▶ **BRIEF**
Restate the records below word for word, and omit the images they hold.

▶ **DATASET ENTRIES**
▶
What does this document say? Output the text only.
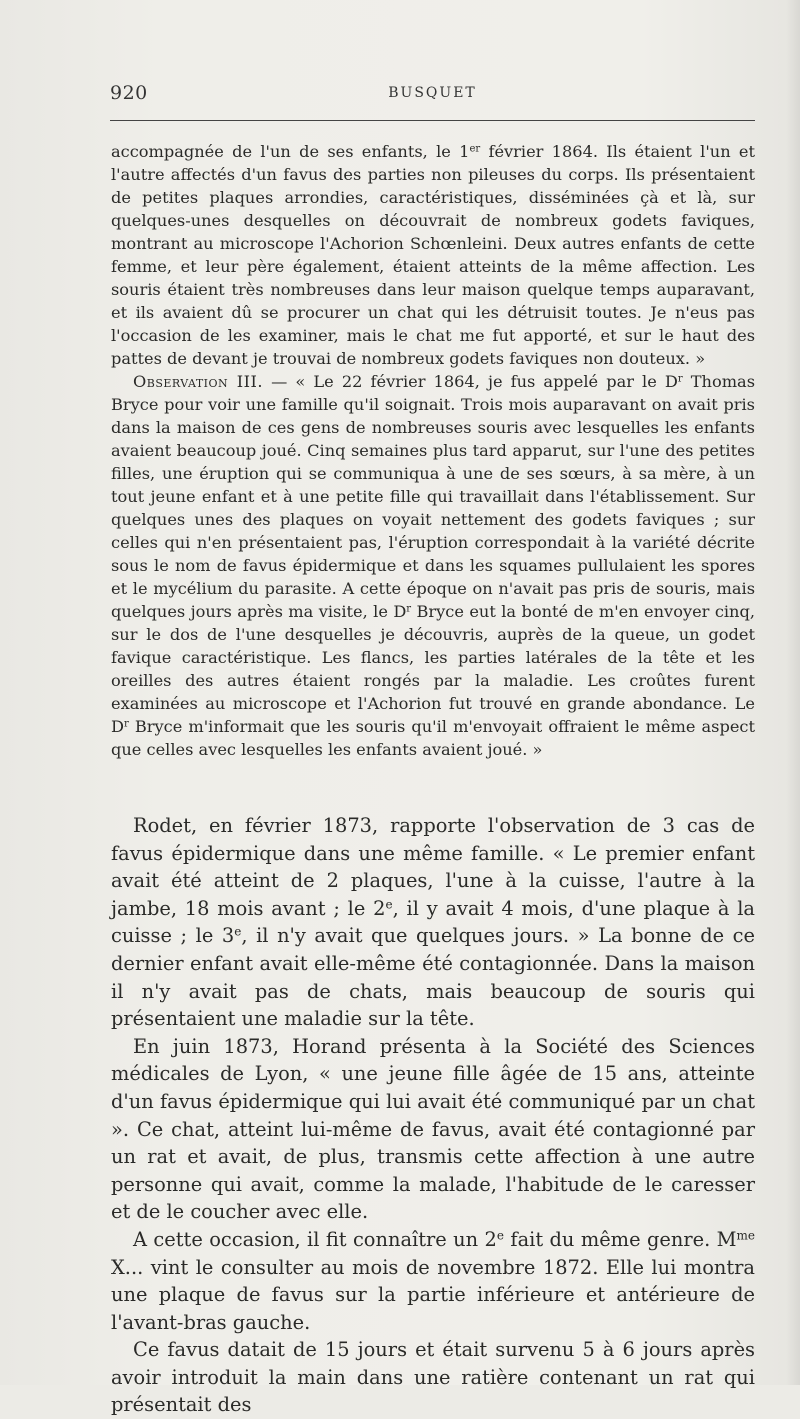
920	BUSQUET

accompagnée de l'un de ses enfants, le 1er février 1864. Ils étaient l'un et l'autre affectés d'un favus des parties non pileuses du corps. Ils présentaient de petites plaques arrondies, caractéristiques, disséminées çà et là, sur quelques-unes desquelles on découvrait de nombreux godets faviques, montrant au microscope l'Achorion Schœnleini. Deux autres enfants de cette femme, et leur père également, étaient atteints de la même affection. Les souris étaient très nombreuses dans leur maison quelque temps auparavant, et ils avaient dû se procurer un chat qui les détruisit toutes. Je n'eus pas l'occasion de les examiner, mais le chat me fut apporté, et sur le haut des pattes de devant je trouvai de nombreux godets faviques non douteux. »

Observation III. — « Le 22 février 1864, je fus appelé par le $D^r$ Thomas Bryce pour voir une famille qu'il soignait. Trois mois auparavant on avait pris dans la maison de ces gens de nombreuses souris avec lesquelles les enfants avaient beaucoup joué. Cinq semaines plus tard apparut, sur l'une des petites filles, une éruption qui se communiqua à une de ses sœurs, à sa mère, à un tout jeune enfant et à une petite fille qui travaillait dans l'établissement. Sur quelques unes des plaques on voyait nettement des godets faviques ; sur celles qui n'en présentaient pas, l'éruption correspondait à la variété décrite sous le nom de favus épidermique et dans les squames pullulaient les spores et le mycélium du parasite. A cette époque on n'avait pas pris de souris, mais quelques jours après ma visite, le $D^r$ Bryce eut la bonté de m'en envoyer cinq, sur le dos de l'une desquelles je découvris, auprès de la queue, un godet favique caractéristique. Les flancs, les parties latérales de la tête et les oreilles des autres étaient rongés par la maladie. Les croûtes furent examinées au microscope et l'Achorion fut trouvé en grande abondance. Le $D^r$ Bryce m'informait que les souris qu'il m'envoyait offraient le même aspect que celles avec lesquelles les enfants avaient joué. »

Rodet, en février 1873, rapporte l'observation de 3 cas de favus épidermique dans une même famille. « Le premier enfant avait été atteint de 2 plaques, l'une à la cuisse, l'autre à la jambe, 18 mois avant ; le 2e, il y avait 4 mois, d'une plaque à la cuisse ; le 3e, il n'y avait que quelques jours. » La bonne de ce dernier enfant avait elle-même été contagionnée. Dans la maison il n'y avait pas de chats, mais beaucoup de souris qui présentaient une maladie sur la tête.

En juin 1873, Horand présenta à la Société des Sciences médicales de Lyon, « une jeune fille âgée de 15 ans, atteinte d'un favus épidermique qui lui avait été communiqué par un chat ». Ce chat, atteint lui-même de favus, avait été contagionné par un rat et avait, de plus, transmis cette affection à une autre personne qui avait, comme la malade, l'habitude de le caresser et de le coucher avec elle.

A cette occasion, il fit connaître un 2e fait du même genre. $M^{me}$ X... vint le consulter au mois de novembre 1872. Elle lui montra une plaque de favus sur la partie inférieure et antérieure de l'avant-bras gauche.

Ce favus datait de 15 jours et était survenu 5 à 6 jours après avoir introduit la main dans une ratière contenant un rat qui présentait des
◀
▶ **RESPONSE TO THE TASK**
What does this document say? Output the text only.
920	BUSQUET

accompagnée de l'un de ses enfants, le 1er février 1864. Ils étaient l'un et l'autre affectés d'un favus des parties non pileuses du corps. Ils présentaient de petites plaques arrondies, caractéristiques, disséminées çà et là, sur quelques-unes desquelles on découvrait de nombreux godets faviques, montrant au microscope l'Achorion Schœnleini. Deux autres enfants de cette femme, et leur père également, étaient atteints de la même affection. Les souris étaient très nombreuses dans leur maison quelque temps auparavant, et ils avaient dû se procurer un chat qui les détruisit toutes. Je n'eus pas l'occasion de les examiner, mais le chat me fut apporté, et sur le haut des pattes de devant je trouvai de nombreux godets faviques non douteux. »

Observation III. — « Le 22 février 1864, je fus appelé par le $D^r$ Thomas Bryce pour voir une famille qu'il soignait. Trois mois auparavant on avait pris dans la maison de ces gens de nombreuses souris avec lesquelles les enfants avaient beaucoup joué. Cinq semaines plus tard apparut, sur l'une des petites filles, une éruption qui se communiqua à une de ses sœurs, à sa mère, à un tout jeune enfant et à une petite fille qui travaillait dans l'établissement. Sur quelques unes des plaques on voyait nettement des godets faviques ; sur celles qui n'en présentaient pas, l'éruption correspondait à la variété décrite sous le nom de favus épidermique et dans les squames pullulaient les spores et le mycélium du parasite. A cette époque on n'avait pas pris de souris, mais quelques jours après ma visite, le $D^r$ Bryce eut la bonté de m'en envoyer cinq, sur le dos de l'une desquelles je découvris, auprès de la queue, un godet favique caractéristique. Les flancs, les parties latérales de la tête et les oreilles des autres étaient rongés par la maladie. Les croûtes furent examinées au microscope et l'Achorion fut trouvé en grande abondance. Le $D^r$ Bryce m'informait que les souris qu'il m'envoyait offraient le même aspect que celles avec lesquelles les enfants avaient joué. »

Rodet, en février 1873, rapporte l'observation de 3 cas de favus épidermique dans une même famille. « Le premier enfant avait été atteint de 2 plaques, l'une à la cuisse, l'autre à la jambe, 18 mois avant ; le 2e, il y avait 4 mois, d'une plaque à la cuisse ; le 3e, il n'y avait que quelques jours. » La bonne de ce dernier enfant avait elle-même été contagionnée. Dans la maison il n'y avait pas de chats, mais beaucoup de souris qui présentaient une maladie sur la tête.

En juin 1873, Horand présenta à la Société des Sciences médicales de Lyon, « une jeune fille âgée de 15 ans, atteinte d'un favus épidermique qui lui avait été communiqué par un chat ». Ce chat, atteint lui-même de favus, avait été contagionné par un rat et avait, de plus, transmis cette affection à une autre personne qui avait, comme la malade, l'habitude de le caresser et de le coucher avec elle.

A cette occasion, il fit connaître un 2e fait du même genre. $M^{me}$ X... vint le consulter au mois de novembre 1872. Elle lui montra une plaque de favus sur la partie inférieure et antérieure de l'avant-bras gauche.

Ce favus datait de 15 jours et était survenu 5 à 6 jours après avoir introduit la main dans une ratière contenant un rat qui présentait des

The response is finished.